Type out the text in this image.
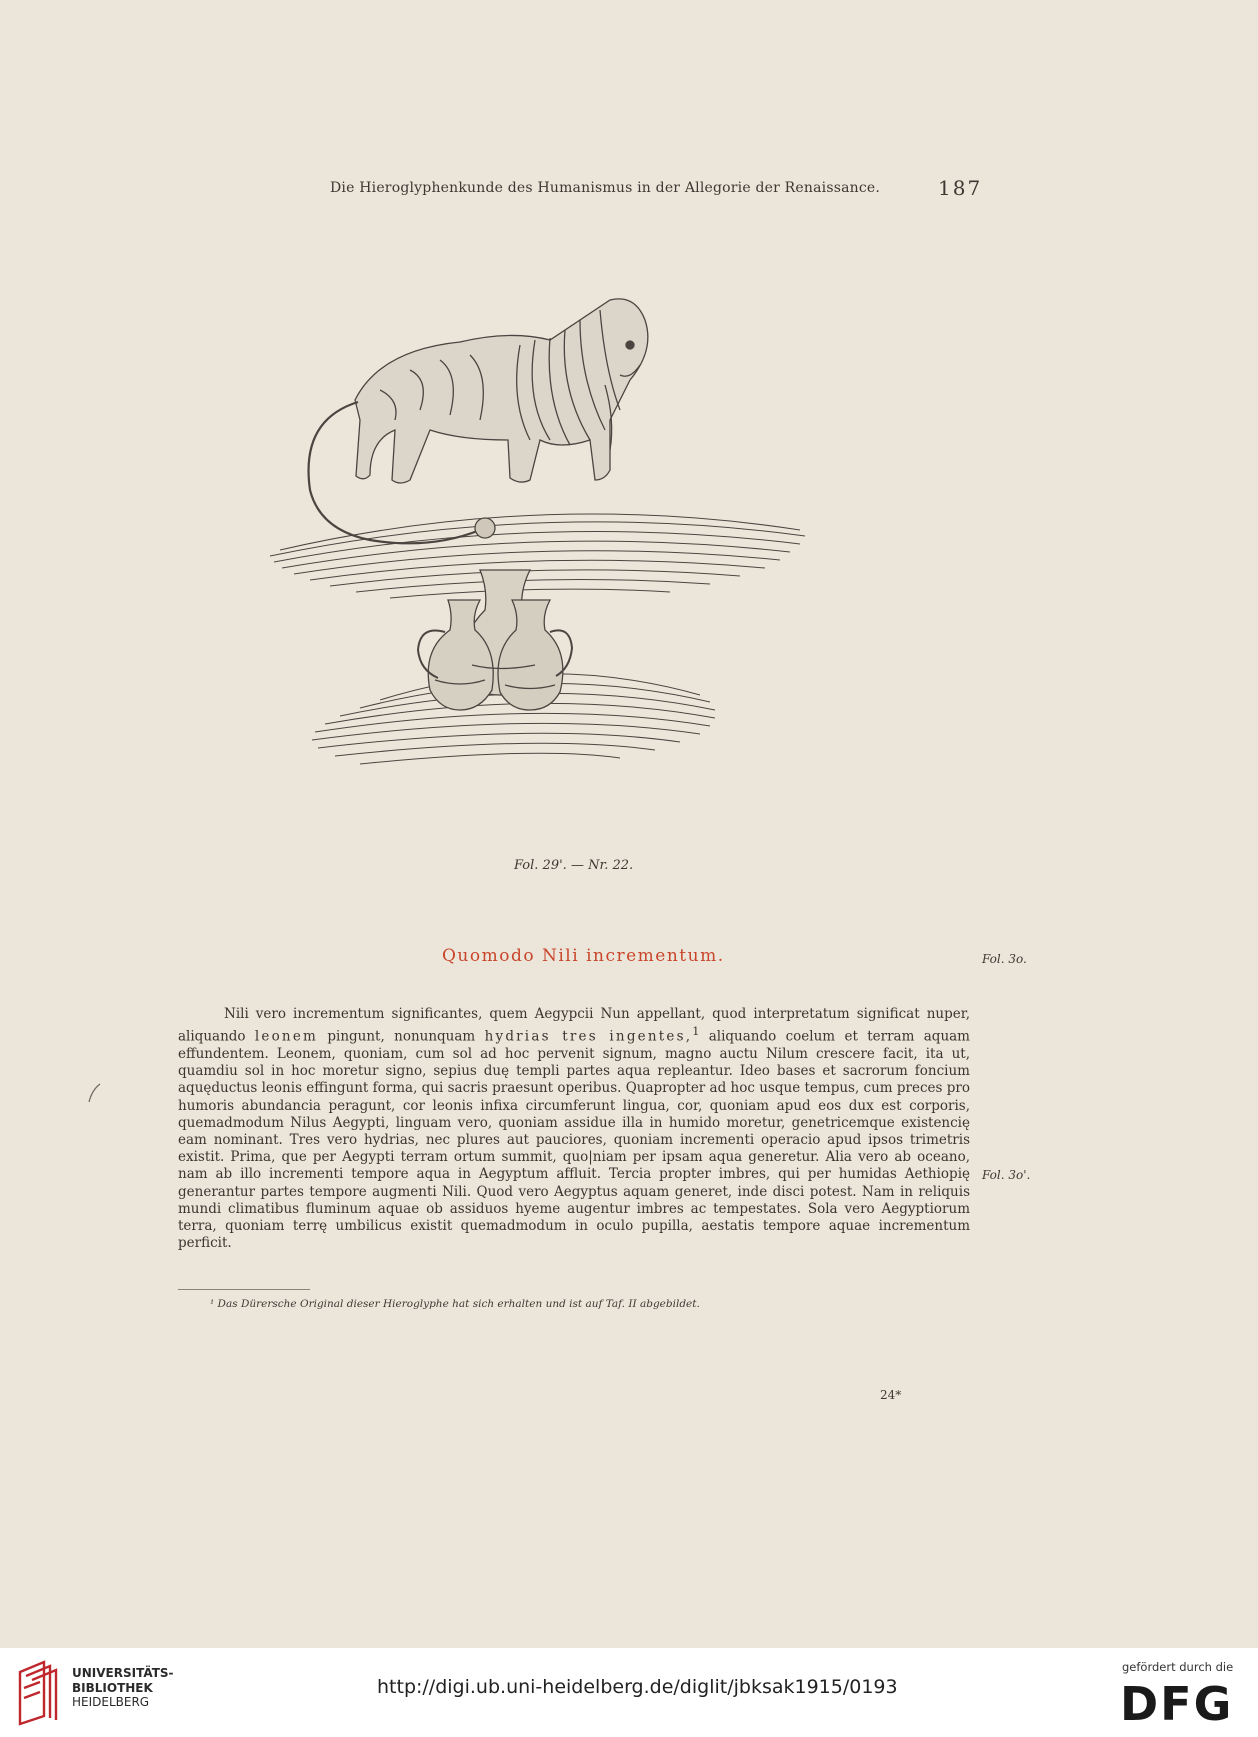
Die Hieroglyphenkunde des Humanismus in der Allegorie der Renaissance.	187
Fol. 29'. — Nr. 22.
Quomodo Nili incrementum.	Fol. 3o.

Nili vero incrementum significantes, quem Aegypcii Nun appellant, quod interpretatum significat nuper, aliquando leonem pingunt, nonunquam hydrias tres ingentes,$^1$ aliquando coelum et terram aquam effundentem. Leonem, quoniam, cum sol ad hoc pervenit signum, magno auctu Nilum crescere facit, ita ut, quamdiu sol in hoc moretur signo, sepius duę templi partes aqua repleantur. Ideo bases et sacrorum foncium aquęductus leonis effingunt forma, qui sacris praesunt operibus. Quapropter ad hoc usque tempus, cum preces pro humoris abundancia peragunt, cor leonis infixa circumferunt lingua, cor, quoniam apud eos dux est corporis, quemadmodum Nilus Aegypti, linguam vero, quoniam assidue illa in humido moretur, genetricemque existencię eam nominant. Tres vero hydrias, nec plures aut pauciores, quoniam incrementi operacio apud ipsos trimetris existit. Prima, que per Aegypti terram ortum summit, quo|niam per ipsam aqua generetur. Alia vero ab oceano, nam ab illo incrementi tempore aqua in Aegyptum affluit. Tercia propter imbres, qui per humidas Aethiopię generantur partes tempore augmenti Nili. Quod vero Aegyptus aquam generet, inde disci potest. Nam in reliquis mundi climatibus fluminum aquae ob assiduos hyeme augentur imbres ac tempestates. Sola vero Aegyptiorum terra, quoniam terrę umbilicus existit quemadmodum in oculo pupilla, aestatis tempore aquae incrementum perficit.

Fol. 3o'.
¹ Das Dürersche Original dieser Hieroglyphe hat sich erhalten und ist auf Taf. II abgebildet.
24*
UNIVERSITÄTS-
BIBLIOTHEK
HEIDELBERG
http://digi.ub.uni-heidelberg.de/diglit/jbksak1915/0193
gefördert durch die
DFG
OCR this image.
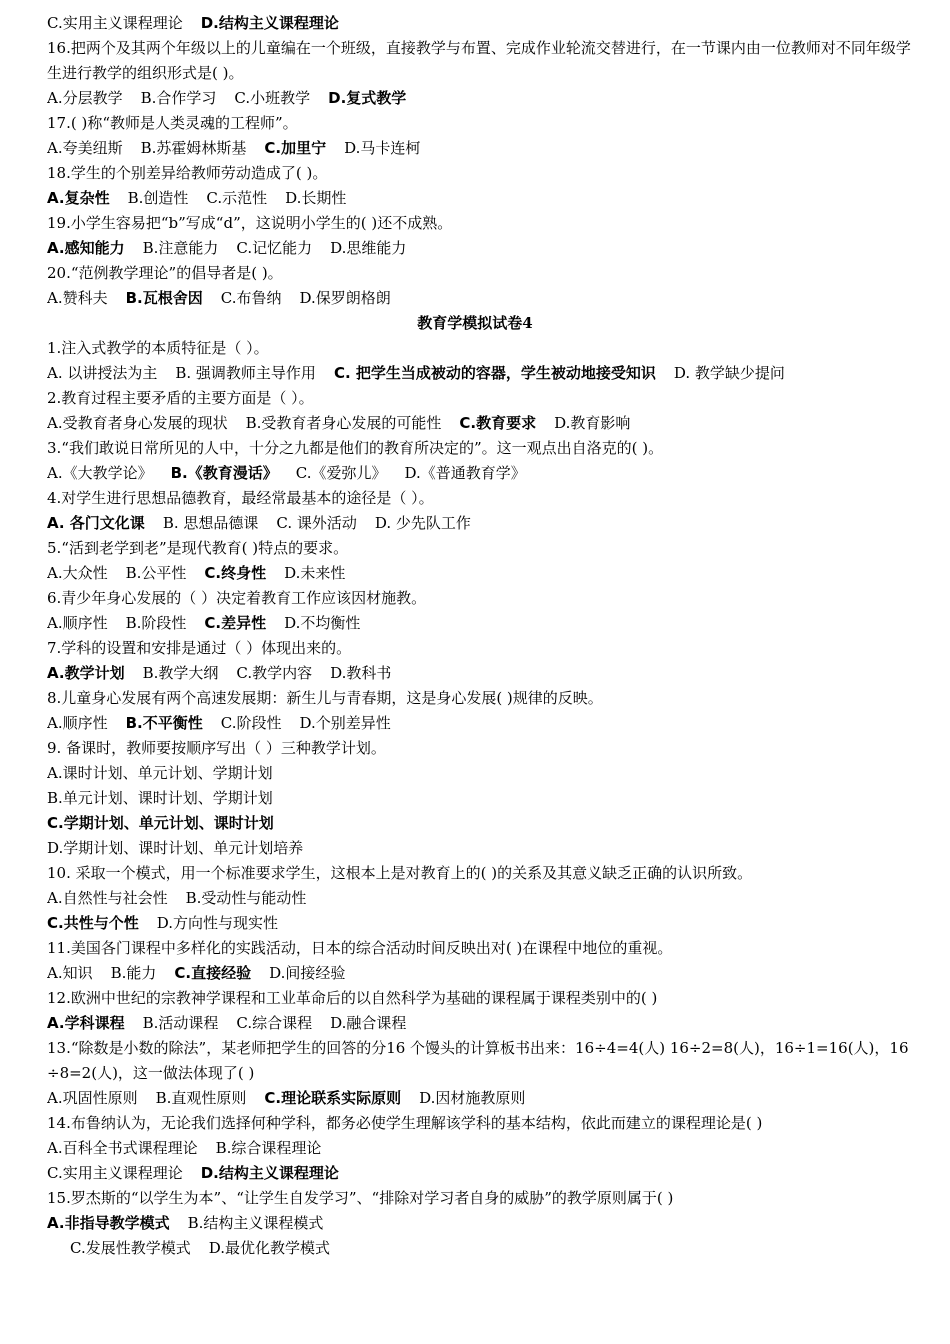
C.实用主义课程理论 D.结构主义课程理论
16.把两个及其两个年级以上的儿童编在一个班级，直接教学与布置、完成作业轮流交替进行，在一节课内由一位教师对不同年级学生进行教学的组织形式是( )。
A.分层教学 B.合作学习 C.小班教学 D.复式教学
17.( )称“教师是人类灵魂的工程师”。
A.夸美纽斯 B.苏霍姆林斯基 C.加里宁 D.马卡连柯
18.学生的个别差异给教师劳动造成了( )。
A.复杂性 B.创造性 C.示范性 D.长期性
19.小学生容易把“b”写成“d”，这说明小学生的( )还不成熟。
A.感知能力 B.注意能力 C.记忆能力 D.思维能力
20.“范例教学理论”的倡导者是( )。
A.赞科夫 B.瓦根舍因 C.布鲁纳 D.保罗朗格朗
教育学模拟试卷4
1.注入式教学的本质特征是（ ）。
A. 以讲授法为主 B. 强调教师主导作用 C. 把学生当成被动的容器，学生被动地接受知识 D. 教学缺少提问
2.教育过程主要矛盾的主要方面是（ ）。
A.受教育者身心发展的现状 B.受教育者身心发展的可能性 C.教育要求 D.教育影响
3.“我们敢说日常所见的人中，十分之九都是他们的教育所决定的”。这一观点出自洛克的( )。
A.《大教学论》 B.《教育漫话》 C.《爱弥儿》 D.《普通教育学》
4.对学生进行思想品德教育，最经常最基本的途径是（ ）。
A. 各门文化课 B. 思想品德课 C. 课外活动 D. 少先队工作
5.“活到老学到老”是现代教育( )特点的要求。
A.大众性 B.公平性 C.终身性 D.未来性
6.青少年身心发展的（ ）决定着教育工作应该因材施教。
A.顺序性 B.阶段性 C.差异性 D.不均衡性
7.学科的设置和安排是通过（ ）体现出来的。
A.教学计划 B.教学大纲 C.教学内容 D.教科书
8.儿童身心发展有两个高速发展期：新生儿与青春期，这是身心发展( )规律的反映。
A.顺序性 B.不平衡性 C.阶段性 D.个别差异性
9. 备课时，教师要按顺序写出（ ）三种教学计划。
A.课时计划、单元计划、学期计划
B.单元计划、课时计划、学期计划
C.学期计划、单元计划、课时计划
D.学期计划、课时计划、单元计划培养
10. 采取一个模式，用一个标准要求学生，这根本上是对教育上的( )的关系及其意义缺乏正确的认识所致。
A.自然性与社会性 B.受动性与能动性
C.共性与个性 D.方向性与现实性
11.美国各门课程中多样化的实践活动，日本的综合活动时间反映出对( )在课程中地位的重视。
A.知识 B.能力 C.直接经验 D.间接经验
12.欧洲中世纪的宗教神学课程和工业革命后的以自然科学为基础的课程属于课程类别中的( )
A.学科课程 B.活动课程 C.综合课程 D.融合课程
13.“除数是小数的除法”，某老师把学生的回答的分16 个馒头的计算板书出来：16÷4=4(人) 16÷2=8(人)，16÷1=16(人)，16 ÷8=2(人)，这一做法体现了( )
A.巩固性原则 B.直观性原则 C.理论联系实际原则 D.因材施教原则
14.布鲁纳认为，无论我们选择何种学科，都务必使学生理解该学科的基本结构，依此而建立的课程理论是( )
A.百科全书式课程理论 B.综合课程理论
C.实用主义课程理论 D.结构主义课程理论
15.罗杰斯的“以学生为本”、“让学生自发学习”、“排除对学习者自身的威胁”的教学原则属于( )
A.非指导教学模式 B.结构主义课程模式
C.发展性教学模式 D.最优化教学模式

□ □ □ □ □

STATED PROBLEM: Report only how many lines in the records contain the word "学期计划".

SOLVED EXERCISE: 4